:: Record list ::
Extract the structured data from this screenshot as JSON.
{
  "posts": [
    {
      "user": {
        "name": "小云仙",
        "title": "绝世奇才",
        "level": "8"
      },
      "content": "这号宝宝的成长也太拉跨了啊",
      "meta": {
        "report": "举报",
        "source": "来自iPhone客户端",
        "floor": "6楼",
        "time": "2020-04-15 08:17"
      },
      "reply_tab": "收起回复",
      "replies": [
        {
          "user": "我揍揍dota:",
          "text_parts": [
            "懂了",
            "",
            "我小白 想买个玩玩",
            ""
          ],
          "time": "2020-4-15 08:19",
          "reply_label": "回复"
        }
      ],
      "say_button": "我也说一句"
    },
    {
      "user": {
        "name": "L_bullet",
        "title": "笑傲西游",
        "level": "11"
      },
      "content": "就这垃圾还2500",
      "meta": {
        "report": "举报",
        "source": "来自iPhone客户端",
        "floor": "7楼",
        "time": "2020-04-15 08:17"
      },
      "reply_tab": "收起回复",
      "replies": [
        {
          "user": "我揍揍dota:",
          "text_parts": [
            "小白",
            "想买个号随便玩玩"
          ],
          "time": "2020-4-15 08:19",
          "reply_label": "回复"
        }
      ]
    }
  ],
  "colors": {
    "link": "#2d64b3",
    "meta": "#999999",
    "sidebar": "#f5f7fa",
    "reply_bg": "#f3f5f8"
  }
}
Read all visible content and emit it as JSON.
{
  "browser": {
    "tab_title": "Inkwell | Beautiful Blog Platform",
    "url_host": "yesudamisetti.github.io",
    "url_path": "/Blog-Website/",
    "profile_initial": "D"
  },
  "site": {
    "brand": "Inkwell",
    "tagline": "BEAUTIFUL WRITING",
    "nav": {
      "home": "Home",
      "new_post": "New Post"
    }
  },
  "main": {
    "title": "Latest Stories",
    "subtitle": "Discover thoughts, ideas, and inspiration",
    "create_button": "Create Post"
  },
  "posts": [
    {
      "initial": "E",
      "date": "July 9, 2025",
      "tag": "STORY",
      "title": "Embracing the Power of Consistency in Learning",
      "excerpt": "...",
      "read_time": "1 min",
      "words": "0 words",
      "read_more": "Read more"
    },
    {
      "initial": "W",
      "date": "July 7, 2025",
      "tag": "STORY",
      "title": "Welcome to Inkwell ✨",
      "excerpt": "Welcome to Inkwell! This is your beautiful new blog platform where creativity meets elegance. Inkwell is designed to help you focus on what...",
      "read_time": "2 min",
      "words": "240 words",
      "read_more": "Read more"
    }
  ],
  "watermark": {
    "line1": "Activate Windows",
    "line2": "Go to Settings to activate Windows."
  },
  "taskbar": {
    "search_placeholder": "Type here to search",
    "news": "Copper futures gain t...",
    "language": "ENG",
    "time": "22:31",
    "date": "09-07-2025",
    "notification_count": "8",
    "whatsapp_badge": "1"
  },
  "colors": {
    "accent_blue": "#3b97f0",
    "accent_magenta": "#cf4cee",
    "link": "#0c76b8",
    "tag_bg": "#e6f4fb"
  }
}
:::
Exercise task. What do the records say? Quote them all exactly.

Task output.
Extract the structured data from this screenshot as JSON.
{
  "posts": [
    {
      "user": {
        "name": "小云仙",
        "title": "绝世奇才",
        "level": "8"
      },
      "content": "这号宝宝的成长也太拉跨了啊",
      "meta": {
        "report": "举报",
        "source": "来自iPhone客户端",
        "floor": "6楼",
        "time": "2020-04-15 08:17"
      },
      "reply_tab": "收起回复",
      "replies": [
        {
          "user": "我揍揍dota:",
          "text_parts": [
            "懂了",
            "",
            "我小白 想买个玩玩",
            ""
          ],
          "time": "2020-4-15 08:19",
          "reply_label": "回复"
        }
      ],
      "say_button": "我也说一句"
    },
    {
      "user": {
        "name": "L_bullet",
        "title": "笑傲西游",
        "level": "11"
      },
      "content": "就这垃圾还2500",
      "meta": {
        "report": "举报",
        "source": "来自iPhone客户端",
        "floor": "7楼",
        "time": "2020-04-15 08:17"
      },
      "reply_tab": "收起回复",
      "replies": [
        {
          "user": "我揍揍dota:",
          "text_parts": [
            "小白",
            "想买个号随便玩玩"
          ],
          "time": "2020-4-15 08:19",
          "reply_label": "回复"
        }
      ]
    }
  ],
  "colors": {
    "link": "#2d64b3",
    "meta": "#999999",
    "sidebar": "#f5f7fa",
    "reply_bg": "#f3f5f8"
  }
}
Read all visible content and emit it as JSON.
{
  "browser": {
    "tab_title": "Inkwell | Beautiful Blog Platform",
    "url_host": "yesudamisetti.github.io",
    "url_path": "/Blog-Website/",
    "profile_initial": "D"
  },
  "site": {
    "brand": "Inkwell",
    "tagline": "BEAUTIFUL WRITING",
    "nav": {
      "home": "Home",
      "new_post": "New Post"
    }
  },
  "main": {
    "title": "Latest Stories",
    "subtitle": "Discover thoughts, ideas, and inspiration",
    "create_button": "Create Post"
  },
  "posts": [
    {
      "initial": "E",
      "date": "July 9, 2025",
      "tag": "STORY",
      "title": "Embracing the Power of Consistency in Learning",
      "excerpt": "...",
      "read_time": "1 min",
      "words": "0 words",
      "read_more": "Read more"
    },
    {
      "initial": "W",
      "date": "July 7, 2025",
      "tag": "STORY",
      "title": "Welcome to Inkwell ✨",
      "excerpt": "Welcome to Inkwell! This is your beautiful new blog platform where creativity meets elegance. Inkwell is designed to help you focus on what...",
      "read_time": "2 min",
      "words": "240 words",
      "read_more": "Read more"
    }
  ],
  "watermark": {
    "line1": "Activate Windows",
    "line2": "Go to Settings to activate Windows."
  },
  "taskbar": {
    "search_placeholder": "Type here to search",
    "news": "Copper futures gain t...",
    "language": "ENG",
    "time": "22:31",
    "date": "09-07-2025",
    "notification_count": "8",
    "whatsapp_badge": "1"
  },
  "colors": {
    "accent_blue": "#3b97f0",
    "accent_magenta": "#cf4cee",
    "link": "#0c76b8",
    "tag_bg": "#e6f4fb"
  }
}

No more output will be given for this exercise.